WHAT YOU HAVE TO DO -> Write out, character for character, the line containing "Transcribe the text in this document." and all lines after it up to the end of the listing.

##### INFORMATION SUPPLIED

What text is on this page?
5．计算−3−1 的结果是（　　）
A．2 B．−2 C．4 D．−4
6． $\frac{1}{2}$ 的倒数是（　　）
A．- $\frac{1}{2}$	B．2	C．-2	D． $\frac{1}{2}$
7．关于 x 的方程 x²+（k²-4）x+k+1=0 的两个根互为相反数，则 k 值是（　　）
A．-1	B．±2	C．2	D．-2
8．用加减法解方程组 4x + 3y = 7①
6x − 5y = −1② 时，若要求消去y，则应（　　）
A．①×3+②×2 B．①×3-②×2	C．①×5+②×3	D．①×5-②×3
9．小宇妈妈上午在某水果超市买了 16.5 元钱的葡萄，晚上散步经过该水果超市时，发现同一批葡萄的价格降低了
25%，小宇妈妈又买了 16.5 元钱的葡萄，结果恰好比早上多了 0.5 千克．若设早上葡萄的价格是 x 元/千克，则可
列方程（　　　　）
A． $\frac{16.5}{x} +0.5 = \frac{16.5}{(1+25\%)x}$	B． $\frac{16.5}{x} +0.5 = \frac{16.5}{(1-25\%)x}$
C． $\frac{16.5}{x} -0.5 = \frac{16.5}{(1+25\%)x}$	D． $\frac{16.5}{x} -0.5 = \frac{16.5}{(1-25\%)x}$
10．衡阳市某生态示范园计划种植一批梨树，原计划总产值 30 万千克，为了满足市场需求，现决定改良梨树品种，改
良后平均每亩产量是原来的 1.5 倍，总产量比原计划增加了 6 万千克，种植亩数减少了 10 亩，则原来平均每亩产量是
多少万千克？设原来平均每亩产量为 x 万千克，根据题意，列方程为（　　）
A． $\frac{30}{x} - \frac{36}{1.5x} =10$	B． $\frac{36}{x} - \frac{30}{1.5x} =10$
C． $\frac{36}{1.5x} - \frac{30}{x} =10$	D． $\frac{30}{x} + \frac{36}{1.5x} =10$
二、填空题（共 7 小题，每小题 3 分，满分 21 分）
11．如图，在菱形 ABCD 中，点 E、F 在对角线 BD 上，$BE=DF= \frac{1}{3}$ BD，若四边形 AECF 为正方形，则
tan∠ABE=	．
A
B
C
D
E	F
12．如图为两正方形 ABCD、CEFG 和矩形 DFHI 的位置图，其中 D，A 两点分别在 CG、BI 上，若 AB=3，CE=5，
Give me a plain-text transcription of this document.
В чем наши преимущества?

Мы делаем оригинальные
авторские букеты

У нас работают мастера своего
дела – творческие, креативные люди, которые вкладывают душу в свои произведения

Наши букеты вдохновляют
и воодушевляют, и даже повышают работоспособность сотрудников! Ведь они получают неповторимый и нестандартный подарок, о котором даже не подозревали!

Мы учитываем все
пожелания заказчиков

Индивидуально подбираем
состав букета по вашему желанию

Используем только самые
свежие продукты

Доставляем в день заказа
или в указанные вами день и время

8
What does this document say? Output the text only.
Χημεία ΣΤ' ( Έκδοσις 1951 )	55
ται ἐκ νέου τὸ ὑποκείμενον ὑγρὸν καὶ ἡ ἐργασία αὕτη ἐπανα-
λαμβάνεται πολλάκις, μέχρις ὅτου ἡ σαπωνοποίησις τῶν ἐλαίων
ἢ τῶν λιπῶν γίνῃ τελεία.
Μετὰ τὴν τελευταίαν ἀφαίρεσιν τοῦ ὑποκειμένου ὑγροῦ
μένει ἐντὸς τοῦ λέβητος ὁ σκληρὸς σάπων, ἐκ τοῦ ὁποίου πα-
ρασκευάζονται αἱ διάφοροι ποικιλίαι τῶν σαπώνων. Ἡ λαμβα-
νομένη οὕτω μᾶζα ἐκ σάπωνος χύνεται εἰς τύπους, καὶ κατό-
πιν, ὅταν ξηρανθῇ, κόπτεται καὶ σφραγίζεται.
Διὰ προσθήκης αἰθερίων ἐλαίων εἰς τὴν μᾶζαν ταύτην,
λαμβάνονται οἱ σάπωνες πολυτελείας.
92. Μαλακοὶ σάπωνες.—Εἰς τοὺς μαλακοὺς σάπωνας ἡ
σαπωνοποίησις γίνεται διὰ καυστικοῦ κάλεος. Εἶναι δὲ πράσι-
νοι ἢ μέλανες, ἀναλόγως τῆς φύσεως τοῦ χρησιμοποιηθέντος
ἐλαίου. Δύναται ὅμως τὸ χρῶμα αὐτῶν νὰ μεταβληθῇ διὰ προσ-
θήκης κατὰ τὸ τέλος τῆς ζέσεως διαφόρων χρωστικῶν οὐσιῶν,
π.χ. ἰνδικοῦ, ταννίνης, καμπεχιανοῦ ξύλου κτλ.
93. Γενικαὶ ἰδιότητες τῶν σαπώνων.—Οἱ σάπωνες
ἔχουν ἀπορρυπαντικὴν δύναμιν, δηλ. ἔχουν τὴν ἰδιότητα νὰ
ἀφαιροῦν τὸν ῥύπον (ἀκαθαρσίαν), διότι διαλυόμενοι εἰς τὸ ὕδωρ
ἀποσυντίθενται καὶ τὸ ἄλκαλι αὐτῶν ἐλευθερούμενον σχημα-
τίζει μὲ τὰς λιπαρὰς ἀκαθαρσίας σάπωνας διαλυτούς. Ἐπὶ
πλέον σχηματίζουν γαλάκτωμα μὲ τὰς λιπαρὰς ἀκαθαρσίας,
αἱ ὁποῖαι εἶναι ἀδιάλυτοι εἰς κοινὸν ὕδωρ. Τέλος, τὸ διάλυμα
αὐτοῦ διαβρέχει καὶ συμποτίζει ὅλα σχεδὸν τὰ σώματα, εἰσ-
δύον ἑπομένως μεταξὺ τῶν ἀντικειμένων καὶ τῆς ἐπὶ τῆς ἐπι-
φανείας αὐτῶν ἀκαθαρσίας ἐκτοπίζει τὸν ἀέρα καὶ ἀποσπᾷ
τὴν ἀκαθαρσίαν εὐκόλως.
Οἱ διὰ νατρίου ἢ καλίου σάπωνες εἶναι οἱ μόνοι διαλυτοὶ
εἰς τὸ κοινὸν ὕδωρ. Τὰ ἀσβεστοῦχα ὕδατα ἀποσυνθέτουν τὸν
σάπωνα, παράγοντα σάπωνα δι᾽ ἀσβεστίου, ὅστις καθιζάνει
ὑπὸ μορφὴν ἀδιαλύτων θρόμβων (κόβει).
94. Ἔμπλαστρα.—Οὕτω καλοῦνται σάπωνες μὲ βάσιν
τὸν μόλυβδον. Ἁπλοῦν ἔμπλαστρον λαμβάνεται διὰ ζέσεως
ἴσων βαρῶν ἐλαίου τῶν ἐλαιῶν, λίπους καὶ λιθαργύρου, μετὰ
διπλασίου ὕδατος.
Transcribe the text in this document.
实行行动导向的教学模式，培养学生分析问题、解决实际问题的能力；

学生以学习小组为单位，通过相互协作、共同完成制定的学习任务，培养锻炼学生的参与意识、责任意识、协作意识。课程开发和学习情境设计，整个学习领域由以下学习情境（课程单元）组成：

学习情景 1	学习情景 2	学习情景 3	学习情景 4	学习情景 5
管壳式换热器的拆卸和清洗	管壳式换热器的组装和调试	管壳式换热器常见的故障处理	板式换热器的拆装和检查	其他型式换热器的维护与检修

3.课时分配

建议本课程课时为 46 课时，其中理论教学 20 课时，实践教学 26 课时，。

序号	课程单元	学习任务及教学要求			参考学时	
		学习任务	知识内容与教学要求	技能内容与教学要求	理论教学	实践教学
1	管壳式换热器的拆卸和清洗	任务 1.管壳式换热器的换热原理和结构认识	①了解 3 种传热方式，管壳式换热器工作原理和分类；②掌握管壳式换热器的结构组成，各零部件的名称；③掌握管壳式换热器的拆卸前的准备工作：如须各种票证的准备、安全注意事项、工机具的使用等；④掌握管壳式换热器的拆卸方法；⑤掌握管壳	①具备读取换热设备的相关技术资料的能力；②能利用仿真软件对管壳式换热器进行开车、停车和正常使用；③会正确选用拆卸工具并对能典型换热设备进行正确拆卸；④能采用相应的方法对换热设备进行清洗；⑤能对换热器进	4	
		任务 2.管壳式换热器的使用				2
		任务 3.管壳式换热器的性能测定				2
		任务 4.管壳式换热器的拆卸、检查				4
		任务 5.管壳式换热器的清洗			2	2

##########

WRITTEN SOLUTION ->
Transcribe the text in this document.
实行行动导向的教学模式，培养学生分析问题、解决实际问题的能力；

学生以学习小组为单位，通过相互协作、共同完成制定的学习任务，培养锻炼学生的参与意识、责任意识、协作意识。课程开发和学习情境设计，整个学习领域由以下学习情境（课程单元）组成：

学习情景 1	学习情景 2	学习情景 3	学习情景 4	学习情景 5
管壳式换热器的拆卸和清洗	管壳式换热器的组装和调试	管壳式换热器常见的故障处理	板式换热器的拆装和检查	其他型式换热器的维护与检修

3.课时分配

建议本课程课时为 46 课时，其中理论教学 20 课时，实践教学 26 课时，。

序号	课程单元	学习任务及教学要求			参考学时	
		学习任务	知识内容与教学要求	技能内容与教学要求	理论教学	实践教学
1	管壳式换热器的拆卸和清洗	任务 1.管壳式换热器的换热原理和结构认识	①了解 3 种传热方式，管壳式换热器工作原理和分类；②掌握管壳式换热器的结构组成，各零部件的名称；③掌握管壳式换热器的拆卸前的准备工作：如须各种票证的准备、安全注意事项、工机具的使用等；④掌握管壳式换热器的拆卸方法；⑤掌握管壳	①具备读取换热设备的相关技术资料的能力；②能利用仿真软件对管壳式换热器进行开车、停车和正常使用；③会正确选用拆卸工具并对能典型换热设备进行正确拆卸；④能采用相应的方法对换热设备进行清洗；⑤能对换热器进	4	
		任务 2.管壳式换热器的使用				2
		任务 3.管壳式换热器的性能测定				2
		任务 4.管壳式换热器的拆卸、检查				4
		任务 5.管壳式换热器的清洗			2	2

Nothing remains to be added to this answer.